* **Requirement**
In your copy, leave out the pictures; write out all the data exactly.

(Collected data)
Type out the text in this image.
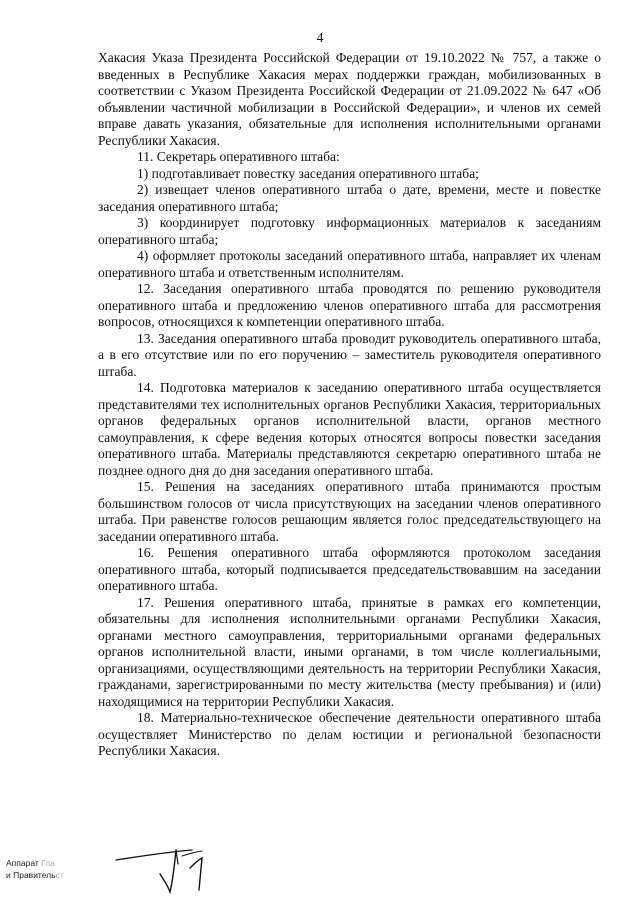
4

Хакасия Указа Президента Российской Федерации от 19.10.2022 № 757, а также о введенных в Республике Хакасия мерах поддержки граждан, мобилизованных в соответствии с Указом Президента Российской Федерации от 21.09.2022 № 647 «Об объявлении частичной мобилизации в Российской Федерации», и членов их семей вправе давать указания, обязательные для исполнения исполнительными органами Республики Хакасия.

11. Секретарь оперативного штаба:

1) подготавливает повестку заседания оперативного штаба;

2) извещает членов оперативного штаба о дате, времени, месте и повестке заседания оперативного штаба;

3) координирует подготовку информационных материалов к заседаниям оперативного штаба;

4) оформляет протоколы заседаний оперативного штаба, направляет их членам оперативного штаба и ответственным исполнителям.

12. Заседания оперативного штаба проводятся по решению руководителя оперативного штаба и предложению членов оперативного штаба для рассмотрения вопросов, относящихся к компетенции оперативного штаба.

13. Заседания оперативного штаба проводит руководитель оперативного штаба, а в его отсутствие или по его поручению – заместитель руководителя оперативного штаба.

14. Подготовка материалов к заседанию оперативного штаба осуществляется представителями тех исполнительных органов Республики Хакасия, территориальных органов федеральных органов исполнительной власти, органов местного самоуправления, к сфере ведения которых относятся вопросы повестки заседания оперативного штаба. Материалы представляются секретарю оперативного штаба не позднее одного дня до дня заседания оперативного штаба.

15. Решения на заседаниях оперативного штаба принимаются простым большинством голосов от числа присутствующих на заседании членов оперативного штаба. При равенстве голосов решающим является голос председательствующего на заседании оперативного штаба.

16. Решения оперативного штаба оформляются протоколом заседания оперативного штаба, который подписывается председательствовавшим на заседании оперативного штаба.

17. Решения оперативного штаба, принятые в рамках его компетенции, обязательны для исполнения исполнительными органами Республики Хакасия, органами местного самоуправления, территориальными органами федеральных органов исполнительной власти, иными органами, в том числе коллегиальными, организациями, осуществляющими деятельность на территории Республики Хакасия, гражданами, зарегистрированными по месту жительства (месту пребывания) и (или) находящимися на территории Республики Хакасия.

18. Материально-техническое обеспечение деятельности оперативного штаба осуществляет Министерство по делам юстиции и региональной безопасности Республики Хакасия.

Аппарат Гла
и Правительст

* **Written response**
Type out the text in this image.
4

Хакасия Указа Президента Российской Федерации от 19.10.2022 № 757, а также о введенных в Республике Хакасия мерах поддержки граждан, мобилизованных в соответствии с Указом Президента Российской Федерации от 21.09.2022 № 647 «Об объявлении частичной мобилизации в Российской Федерации», и членов их семей вправе давать указания, обязательные для исполнения исполнительными органами Республики Хакасия.

11. Секретарь оперативного штаба:

1) подготавливает повестку заседания оперативного штаба;

2) извещает членов оперативного штаба о дате, времени, месте и повестке заседания оперативного штаба;

3) координирует подготовку информационных материалов к заседаниям оперативного штаба;

4) оформляет протоколы заседаний оперативного штаба, направляет их членам оперативного штаба и ответственным исполнителям.

12. Заседания оперативного штаба проводятся по решению руководителя оперативного штаба и предложению членов оперативного штаба для рассмотрения вопросов, относящихся к компетенции оперативного штаба.

13. Заседания оперативного штаба проводит руководитель оперативного штаба, а в его отсутствие или по его поручению – заместитель руководителя оперативного штаба.

14. Подготовка материалов к заседанию оперативного штаба осуществляется представителями тех исполнительных органов Республики Хакасия, территориальных органов федеральных органов исполнительной власти, органов местного самоуправления, к сфере ведения которых относятся вопросы повестки заседания оперативного штаба. Материалы представляются секретарю оперативного штаба не позднее одного дня до дня заседания оперативного штаба.

15. Решения на заседаниях оперативного штаба принимаются простым большинством голосов от числа присутствующих на заседании членов оперативного штаба. При равенстве голосов решающим является голос председательствующего на заседании оперативного штаба.

16. Решения оперативного штаба оформляются протоколом заседания оперативного штаба, который подписывается председательствовавшим на заседании оперативного штаба.

17. Решения оперативного штаба, принятые в рамках его компетенции, обязательны для исполнения исполнительными органами Республики Хакасия, органами местного самоуправления, территориальными органами федеральных органов исполнительной власти, иными органами, в том числе коллегиальными, организациями, осуществляющими деятельность на территории Республики Хакасия, гражданами, зарегистрированными по месту жительства (месту пребывания) и (или) находящимися на территории Республики Хакасия.

18. Материально-техническое обеспечение деятельности оперативного штаба осуществляет Министерство по делам юстиции и региональной безопасности Республики Хакасия.

Аппарат Гла
и Правительст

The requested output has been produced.